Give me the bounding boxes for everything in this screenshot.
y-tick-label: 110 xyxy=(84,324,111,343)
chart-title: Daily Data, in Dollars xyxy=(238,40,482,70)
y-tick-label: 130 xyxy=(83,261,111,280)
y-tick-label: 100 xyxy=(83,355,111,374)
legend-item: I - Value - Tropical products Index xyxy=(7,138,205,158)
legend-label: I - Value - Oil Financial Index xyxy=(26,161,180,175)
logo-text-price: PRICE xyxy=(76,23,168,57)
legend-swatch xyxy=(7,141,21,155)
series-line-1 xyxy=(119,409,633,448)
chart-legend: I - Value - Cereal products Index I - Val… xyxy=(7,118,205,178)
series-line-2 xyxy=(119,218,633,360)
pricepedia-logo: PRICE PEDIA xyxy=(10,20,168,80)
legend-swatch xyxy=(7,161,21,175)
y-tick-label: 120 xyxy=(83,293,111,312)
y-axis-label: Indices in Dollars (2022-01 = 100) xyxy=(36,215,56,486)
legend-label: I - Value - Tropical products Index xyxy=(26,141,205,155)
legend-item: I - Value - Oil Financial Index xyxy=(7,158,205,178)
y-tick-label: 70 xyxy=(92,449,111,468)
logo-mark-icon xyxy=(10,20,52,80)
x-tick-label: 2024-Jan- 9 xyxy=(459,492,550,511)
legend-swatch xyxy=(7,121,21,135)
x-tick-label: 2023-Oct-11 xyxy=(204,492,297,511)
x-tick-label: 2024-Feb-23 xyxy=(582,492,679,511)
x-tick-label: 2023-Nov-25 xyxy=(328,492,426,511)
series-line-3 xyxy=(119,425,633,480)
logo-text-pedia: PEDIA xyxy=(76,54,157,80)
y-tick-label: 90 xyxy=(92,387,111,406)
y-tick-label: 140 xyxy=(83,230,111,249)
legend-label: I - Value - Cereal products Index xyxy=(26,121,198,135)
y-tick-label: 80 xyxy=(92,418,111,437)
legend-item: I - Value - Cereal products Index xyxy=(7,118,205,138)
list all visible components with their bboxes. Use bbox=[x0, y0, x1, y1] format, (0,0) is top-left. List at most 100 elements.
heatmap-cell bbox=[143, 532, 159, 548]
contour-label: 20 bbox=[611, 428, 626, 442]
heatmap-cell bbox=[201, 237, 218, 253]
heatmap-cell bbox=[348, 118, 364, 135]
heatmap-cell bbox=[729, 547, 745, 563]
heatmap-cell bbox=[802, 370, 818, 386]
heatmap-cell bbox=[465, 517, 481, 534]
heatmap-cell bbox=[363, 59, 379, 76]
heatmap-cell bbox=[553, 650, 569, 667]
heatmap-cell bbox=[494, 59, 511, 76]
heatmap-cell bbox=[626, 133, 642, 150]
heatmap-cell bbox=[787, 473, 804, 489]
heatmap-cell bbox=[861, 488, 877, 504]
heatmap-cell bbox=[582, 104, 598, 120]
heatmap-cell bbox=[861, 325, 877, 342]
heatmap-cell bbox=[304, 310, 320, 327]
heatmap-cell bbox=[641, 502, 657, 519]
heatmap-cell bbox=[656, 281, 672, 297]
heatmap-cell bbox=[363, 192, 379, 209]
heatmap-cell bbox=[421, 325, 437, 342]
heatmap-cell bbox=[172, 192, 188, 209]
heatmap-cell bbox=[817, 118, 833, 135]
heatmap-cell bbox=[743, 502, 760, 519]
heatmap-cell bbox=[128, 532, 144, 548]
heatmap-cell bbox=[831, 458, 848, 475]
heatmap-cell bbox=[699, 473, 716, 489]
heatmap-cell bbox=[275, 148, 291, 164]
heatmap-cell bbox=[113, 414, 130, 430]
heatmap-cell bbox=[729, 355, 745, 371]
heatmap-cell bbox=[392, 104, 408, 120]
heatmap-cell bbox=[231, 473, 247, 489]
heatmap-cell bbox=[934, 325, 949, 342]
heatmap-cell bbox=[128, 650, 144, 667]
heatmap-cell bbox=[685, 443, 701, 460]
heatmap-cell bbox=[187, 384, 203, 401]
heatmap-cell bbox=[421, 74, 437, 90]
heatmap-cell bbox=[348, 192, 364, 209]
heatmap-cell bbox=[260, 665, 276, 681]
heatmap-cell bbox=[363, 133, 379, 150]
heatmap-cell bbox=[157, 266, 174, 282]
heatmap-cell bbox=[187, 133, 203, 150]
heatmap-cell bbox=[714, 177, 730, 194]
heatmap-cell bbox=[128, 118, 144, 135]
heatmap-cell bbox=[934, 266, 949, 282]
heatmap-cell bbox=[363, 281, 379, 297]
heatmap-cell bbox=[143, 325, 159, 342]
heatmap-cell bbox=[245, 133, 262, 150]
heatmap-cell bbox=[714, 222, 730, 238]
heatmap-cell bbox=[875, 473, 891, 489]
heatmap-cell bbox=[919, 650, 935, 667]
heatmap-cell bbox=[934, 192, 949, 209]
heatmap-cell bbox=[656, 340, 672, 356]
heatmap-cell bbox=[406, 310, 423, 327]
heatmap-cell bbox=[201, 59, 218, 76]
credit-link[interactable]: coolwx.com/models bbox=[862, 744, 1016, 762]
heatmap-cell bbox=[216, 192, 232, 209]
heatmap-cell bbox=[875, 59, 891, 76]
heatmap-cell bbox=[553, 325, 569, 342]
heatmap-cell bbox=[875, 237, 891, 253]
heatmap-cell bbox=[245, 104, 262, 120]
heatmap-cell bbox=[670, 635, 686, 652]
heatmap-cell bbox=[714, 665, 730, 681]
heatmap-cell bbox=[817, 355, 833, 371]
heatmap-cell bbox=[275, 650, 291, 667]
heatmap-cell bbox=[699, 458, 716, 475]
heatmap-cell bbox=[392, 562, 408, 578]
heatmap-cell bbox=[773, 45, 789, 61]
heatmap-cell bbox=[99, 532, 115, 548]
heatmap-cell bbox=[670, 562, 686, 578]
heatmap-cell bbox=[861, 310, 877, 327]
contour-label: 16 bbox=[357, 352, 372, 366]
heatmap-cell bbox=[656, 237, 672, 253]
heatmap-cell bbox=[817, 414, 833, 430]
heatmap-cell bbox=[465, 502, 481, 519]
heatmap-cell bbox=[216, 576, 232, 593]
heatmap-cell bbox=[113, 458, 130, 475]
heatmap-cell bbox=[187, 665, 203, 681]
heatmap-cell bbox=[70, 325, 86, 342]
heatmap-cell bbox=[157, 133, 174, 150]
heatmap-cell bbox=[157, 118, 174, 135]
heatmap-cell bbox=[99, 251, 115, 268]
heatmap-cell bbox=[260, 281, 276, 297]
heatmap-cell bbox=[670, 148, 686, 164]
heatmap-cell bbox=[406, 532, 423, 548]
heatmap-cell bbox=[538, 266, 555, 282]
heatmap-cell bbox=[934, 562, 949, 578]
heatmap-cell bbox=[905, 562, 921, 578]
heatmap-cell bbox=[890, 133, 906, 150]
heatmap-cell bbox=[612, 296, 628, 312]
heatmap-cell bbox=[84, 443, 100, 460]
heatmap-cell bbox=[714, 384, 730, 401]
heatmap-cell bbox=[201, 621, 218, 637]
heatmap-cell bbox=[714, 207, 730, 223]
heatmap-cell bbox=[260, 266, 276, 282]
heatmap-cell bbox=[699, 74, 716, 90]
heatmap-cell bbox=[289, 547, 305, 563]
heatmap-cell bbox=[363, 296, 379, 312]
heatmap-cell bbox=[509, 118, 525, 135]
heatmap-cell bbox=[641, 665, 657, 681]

WHAT YOU SHOULD DO - Update the lines running from the start of the listing through the line containing "heatmap-cell bbox=[363, 59, 379, 76]" by replacing "legend-swatch" with "legend-marker". Reproduce those lines with everything else unchanged.

WRITTEN ANSWER -
Give me the bounding boxes for everything in this screenshot.
y-tick-label: 110 xyxy=(84,324,111,343)
chart-title: Daily Data, in Dollars xyxy=(238,40,482,70)
y-tick-label: 130 xyxy=(83,261,111,280)
y-tick-label: 100 xyxy=(83,355,111,374)
legend-item: I - Value - Tropical products Index xyxy=(7,138,205,158)
legend-label: I - Value - Oil Financial Index xyxy=(26,161,180,175)
logo-text-price: PRICE xyxy=(76,23,168,57)
legend-marker xyxy=(7,141,21,155)
series-line-1 xyxy=(119,409,633,448)
chart-legend: I - Value - Cereal products Index I - Val… xyxy=(7,118,205,178)
series-line-2 xyxy=(119,218,633,360)
pricepedia-logo: PRICE PEDIA xyxy=(10,20,168,80)
legend-marker xyxy=(7,161,21,175)
y-tick-label: 120 xyxy=(83,293,111,312)
y-axis-label: Indices in Dollars (2022-01 = 100) xyxy=(36,215,56,486)
legend-label: I - Value - Tropical products Index xyxy=(26,141,205,155)
legend-item: I - Value - Oil Financial Index xyxy=(7,158,205,178)
y-tick-label: 70 xyxy=(92,449,111,468)
logo-mark-icon xyxy=(10,20,52,80)
x-tick-label: 2024-Jan- 9 xyxy=(459,492,550,511)
legend-marker xyxy=(7,121,21,135)
x-tick-label: 2023-Oct-11 xyxy=(204,492,297,511)
x-tick-label: 2024-Feb-23 xyxy=(582,492,679,511)
x-tick-label: 2023-Nov-25 xyxy=(328,492,426,511)
series-line-3 xyxy=(119,425,633,480)
logo-text-pedia: PEDIA xyxy=(76,54,157,80)
y-tick-label: 90 xyxy=(92,387,111,406)
y-tick-label: 140 xyxy=(83,230,111,249)
legend-label: I - Value - Cereal products Index xyxy=(26,121,198,135)
y-tick-label: 80 xyxy=(92,418,111,437)
legend-item: I - Value - Cereal products Index xyxy=(7,118,205,138)
list all visible components with their bboxes. Use bbox=[x0, y0, x1, y1] format, (0,0) is top-left. List at most 100 elements.
heatmap-cell bbox=[143, 532, 159, 548]
contour-label: 20 bbox=[611, 428, 626, 442]
heatmap-cell bbox=[201, 237, 218, 253]
heatmap-cell bbox=[348, 118, 364, 135]
heatmap-cell bbox=[729, 547, 745, 563]
heatmap-cell bbox=[802, 370, 818, 386]
heatmap-cell bbox=[465, 517, 481, 534]
heatmap-cell bbox=[363, 59, 379, 76]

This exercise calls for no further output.